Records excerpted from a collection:
_ _ _ _
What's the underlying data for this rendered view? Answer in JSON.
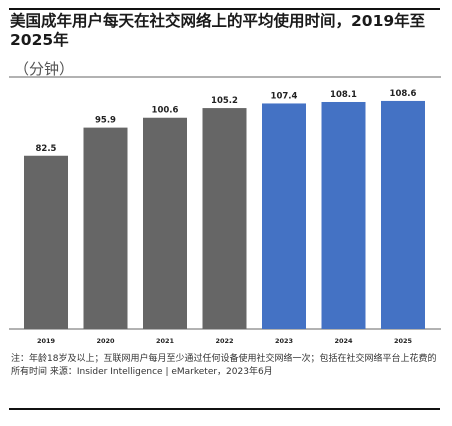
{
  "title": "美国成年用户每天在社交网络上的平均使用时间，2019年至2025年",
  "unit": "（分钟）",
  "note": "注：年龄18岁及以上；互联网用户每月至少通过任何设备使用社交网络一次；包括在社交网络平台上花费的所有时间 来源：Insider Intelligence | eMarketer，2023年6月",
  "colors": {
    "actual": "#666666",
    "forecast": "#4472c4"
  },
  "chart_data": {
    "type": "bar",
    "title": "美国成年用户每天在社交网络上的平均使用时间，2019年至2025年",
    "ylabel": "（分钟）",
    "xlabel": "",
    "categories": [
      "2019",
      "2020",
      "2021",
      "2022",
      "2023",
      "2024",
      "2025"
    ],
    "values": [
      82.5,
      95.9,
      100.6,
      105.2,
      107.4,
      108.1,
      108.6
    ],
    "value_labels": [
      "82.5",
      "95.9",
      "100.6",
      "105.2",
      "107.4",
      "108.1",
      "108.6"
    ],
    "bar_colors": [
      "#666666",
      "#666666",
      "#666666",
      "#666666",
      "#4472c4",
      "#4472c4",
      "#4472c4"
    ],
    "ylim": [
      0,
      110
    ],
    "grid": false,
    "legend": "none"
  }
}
_ _ _ _
Aim:
Identify the lines above that contain the word "美国成年用户每天在社交网络上的平均使用时间", then copy them.

Task output:
  "title": "美国成年用户每天在社交网络上的平均使用时间，2019年至2025年",
    "title": "美国成年用户每天在社交网络上的平均使用时间，2019年至2025年",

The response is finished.